--- Entries shown ---
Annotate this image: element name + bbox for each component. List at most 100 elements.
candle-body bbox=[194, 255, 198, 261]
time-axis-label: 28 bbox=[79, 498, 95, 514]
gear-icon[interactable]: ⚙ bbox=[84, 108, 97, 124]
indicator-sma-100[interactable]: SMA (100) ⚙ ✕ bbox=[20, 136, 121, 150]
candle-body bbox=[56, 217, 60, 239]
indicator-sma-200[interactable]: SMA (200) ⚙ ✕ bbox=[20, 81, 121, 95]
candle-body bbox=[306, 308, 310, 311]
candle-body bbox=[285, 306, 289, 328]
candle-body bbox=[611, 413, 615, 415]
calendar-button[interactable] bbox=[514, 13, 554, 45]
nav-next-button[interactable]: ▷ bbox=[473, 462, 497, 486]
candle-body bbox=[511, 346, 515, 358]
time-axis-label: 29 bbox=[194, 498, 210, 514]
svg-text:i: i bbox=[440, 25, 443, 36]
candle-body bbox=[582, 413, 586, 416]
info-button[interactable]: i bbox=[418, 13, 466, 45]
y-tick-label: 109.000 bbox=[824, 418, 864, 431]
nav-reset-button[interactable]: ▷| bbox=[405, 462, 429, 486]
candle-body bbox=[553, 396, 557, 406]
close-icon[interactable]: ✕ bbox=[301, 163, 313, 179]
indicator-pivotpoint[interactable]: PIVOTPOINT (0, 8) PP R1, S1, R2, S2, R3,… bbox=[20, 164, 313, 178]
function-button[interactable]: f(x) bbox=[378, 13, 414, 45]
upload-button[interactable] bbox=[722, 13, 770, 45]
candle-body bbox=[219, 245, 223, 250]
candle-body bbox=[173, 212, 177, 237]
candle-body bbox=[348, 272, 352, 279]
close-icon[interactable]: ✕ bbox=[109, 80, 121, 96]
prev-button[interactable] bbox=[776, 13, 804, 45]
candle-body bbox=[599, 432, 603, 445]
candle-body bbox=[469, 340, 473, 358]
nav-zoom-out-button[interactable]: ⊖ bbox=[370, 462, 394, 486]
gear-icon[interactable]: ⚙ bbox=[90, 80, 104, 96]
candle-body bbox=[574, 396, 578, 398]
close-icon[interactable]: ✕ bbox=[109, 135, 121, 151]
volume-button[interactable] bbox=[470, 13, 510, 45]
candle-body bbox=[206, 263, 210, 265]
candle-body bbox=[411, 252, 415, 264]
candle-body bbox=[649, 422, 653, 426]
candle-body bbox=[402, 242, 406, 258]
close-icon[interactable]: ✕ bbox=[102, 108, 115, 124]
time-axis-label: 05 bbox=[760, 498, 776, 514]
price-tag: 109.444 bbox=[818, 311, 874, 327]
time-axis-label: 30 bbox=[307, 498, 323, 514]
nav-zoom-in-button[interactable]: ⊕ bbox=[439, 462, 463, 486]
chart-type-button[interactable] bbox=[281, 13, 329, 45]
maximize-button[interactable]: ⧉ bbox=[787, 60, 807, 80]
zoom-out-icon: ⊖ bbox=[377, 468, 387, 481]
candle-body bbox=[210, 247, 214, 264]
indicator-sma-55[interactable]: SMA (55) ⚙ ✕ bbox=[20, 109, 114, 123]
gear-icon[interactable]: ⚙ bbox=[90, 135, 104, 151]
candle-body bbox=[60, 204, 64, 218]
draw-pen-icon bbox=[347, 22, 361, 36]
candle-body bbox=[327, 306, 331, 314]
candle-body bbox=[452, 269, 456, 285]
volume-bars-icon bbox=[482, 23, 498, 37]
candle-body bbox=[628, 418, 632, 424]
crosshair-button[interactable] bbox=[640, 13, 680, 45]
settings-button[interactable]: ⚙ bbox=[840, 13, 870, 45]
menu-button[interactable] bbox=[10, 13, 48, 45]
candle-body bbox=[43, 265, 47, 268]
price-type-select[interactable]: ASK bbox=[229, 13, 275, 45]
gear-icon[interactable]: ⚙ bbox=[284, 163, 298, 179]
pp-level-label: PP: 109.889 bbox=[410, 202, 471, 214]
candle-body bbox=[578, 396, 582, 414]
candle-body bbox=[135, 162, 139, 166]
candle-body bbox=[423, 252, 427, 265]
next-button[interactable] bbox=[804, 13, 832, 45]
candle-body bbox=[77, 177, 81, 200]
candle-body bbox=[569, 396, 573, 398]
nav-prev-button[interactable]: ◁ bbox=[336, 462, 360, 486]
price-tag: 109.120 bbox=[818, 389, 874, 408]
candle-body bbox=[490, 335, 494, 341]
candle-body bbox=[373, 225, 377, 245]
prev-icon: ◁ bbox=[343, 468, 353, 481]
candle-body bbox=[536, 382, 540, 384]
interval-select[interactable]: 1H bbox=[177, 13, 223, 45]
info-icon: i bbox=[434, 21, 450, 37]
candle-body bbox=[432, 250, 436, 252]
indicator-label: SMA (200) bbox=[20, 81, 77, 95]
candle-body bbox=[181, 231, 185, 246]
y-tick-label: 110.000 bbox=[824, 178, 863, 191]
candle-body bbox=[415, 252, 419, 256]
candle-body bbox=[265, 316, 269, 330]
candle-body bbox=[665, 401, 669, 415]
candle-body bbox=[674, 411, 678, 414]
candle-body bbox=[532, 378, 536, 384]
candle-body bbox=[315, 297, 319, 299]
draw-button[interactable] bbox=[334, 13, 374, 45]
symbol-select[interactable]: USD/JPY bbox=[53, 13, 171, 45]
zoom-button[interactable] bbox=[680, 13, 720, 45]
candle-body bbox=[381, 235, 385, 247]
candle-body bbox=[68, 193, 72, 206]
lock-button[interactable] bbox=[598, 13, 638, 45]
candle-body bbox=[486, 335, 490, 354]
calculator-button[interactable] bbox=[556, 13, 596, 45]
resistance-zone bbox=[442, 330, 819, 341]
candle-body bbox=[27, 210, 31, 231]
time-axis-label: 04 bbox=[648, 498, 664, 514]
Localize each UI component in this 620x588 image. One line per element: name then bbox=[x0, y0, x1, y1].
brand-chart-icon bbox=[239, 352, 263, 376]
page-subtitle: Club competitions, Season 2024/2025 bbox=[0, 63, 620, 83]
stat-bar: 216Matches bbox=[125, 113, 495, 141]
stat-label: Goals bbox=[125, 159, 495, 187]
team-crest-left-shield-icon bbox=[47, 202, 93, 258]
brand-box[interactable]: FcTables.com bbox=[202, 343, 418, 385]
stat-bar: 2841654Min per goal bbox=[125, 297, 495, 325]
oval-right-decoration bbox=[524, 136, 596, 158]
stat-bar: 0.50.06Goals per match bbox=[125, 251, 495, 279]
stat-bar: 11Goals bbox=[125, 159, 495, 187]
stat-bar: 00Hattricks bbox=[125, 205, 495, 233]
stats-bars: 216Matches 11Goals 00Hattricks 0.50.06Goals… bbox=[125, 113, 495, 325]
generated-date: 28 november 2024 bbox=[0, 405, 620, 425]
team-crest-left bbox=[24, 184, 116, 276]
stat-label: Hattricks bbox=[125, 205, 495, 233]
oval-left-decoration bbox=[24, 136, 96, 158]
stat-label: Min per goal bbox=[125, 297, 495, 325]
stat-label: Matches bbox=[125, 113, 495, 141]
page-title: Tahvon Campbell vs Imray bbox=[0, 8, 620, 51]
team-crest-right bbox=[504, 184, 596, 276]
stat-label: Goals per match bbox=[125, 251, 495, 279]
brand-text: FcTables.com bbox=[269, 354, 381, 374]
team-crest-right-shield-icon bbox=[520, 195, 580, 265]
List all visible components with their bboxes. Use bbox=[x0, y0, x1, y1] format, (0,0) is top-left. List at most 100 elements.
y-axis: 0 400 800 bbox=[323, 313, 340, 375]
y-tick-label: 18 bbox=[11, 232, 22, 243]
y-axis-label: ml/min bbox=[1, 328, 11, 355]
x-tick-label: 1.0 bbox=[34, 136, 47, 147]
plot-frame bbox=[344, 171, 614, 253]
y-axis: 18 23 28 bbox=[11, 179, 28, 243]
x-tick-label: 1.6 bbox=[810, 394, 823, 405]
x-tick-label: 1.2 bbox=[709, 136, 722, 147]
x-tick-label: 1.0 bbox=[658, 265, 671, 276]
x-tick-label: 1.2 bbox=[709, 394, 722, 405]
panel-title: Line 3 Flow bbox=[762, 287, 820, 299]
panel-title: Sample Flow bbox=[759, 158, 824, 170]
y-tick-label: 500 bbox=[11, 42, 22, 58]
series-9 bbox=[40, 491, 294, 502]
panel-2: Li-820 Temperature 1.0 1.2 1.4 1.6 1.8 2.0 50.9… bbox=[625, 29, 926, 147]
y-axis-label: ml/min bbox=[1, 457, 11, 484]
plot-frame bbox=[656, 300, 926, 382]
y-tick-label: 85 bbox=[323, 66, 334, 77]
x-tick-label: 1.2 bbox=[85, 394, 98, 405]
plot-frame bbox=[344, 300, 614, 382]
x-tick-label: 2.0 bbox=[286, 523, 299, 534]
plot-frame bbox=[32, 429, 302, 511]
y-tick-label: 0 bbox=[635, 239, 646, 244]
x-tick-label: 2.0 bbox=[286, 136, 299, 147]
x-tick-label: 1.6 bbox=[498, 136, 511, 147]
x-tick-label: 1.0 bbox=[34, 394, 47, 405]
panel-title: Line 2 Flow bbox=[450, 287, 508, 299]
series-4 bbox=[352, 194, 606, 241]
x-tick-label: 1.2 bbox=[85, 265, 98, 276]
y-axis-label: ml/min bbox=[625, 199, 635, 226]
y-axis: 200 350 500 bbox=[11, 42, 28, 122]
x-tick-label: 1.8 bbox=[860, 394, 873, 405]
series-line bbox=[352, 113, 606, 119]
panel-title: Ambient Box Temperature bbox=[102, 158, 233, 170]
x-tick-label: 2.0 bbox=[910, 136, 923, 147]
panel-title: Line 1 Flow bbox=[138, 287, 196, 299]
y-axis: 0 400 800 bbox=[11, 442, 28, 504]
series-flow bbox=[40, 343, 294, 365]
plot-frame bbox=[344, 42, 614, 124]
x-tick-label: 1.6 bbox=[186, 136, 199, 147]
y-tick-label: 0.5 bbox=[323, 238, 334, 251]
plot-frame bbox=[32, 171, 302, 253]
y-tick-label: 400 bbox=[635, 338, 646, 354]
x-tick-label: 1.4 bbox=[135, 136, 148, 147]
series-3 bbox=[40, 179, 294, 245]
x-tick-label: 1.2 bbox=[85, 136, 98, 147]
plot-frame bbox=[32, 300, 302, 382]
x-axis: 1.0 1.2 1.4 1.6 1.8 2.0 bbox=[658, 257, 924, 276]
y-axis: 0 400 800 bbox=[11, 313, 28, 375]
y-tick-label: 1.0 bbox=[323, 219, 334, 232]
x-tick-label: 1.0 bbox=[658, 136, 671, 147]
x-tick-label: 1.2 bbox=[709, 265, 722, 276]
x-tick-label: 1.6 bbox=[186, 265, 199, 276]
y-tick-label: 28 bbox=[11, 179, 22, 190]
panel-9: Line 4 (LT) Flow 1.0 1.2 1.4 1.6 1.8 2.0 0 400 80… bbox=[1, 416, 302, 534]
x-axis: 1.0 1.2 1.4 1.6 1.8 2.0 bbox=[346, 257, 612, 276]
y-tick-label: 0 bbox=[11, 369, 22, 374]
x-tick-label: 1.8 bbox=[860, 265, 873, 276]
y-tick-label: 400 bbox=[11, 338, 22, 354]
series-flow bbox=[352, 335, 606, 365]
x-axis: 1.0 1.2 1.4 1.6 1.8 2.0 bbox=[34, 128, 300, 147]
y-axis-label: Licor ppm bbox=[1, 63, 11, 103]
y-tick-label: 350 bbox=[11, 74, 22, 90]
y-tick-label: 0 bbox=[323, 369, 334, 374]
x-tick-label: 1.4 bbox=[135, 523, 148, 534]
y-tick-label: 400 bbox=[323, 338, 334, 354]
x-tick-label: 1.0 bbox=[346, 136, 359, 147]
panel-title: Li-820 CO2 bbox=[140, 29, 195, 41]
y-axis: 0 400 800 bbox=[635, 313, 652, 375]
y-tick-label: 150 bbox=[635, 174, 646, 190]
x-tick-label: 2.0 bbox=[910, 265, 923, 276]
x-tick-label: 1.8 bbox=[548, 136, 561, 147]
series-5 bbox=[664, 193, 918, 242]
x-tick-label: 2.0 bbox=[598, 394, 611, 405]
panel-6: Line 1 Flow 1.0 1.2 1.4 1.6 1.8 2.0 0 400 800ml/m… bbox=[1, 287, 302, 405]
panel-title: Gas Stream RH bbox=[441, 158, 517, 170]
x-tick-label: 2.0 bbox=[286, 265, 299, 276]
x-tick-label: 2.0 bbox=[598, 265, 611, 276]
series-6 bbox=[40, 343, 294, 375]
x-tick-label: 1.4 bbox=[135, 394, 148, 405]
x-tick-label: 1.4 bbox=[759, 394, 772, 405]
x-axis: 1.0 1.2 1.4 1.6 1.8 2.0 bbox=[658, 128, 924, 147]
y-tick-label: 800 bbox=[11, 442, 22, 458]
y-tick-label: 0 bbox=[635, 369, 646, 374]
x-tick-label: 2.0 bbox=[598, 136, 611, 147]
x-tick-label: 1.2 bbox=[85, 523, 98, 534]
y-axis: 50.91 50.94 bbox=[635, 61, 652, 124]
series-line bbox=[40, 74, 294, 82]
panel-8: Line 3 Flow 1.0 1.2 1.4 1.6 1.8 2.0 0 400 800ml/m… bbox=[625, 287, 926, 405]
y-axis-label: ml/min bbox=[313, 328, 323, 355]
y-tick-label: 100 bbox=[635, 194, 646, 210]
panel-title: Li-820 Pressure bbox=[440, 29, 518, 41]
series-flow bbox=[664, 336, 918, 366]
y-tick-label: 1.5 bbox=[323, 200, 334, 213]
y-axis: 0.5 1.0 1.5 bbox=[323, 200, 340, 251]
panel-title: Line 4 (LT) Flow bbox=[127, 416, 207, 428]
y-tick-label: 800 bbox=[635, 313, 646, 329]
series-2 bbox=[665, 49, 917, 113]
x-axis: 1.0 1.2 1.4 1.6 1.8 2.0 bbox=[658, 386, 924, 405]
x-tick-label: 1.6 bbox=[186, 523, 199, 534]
---
▸ **Problem to solve**:
Reproduce the records verbatim from their first line up to and including the line containing "candle-body bbox=[56, 217, 60, 239]".

▸ **Correct answer**:
Annotate this image: element name + bbox for each component. List at most 100 elements.
candle-body bbox=[194, 255, 198, 261]
time-axis-label: 28 bbox=[79, 498, 95, 514]
gear-icon[interactable]: ⚙ bbox=[84, 108, 97, 124]
indicator-sma-100[interactable]: SMA (100) ⚙ ✕ bbox=[20, 136, 121, 150]
candle-body bbox=[56, 217, 60, 239]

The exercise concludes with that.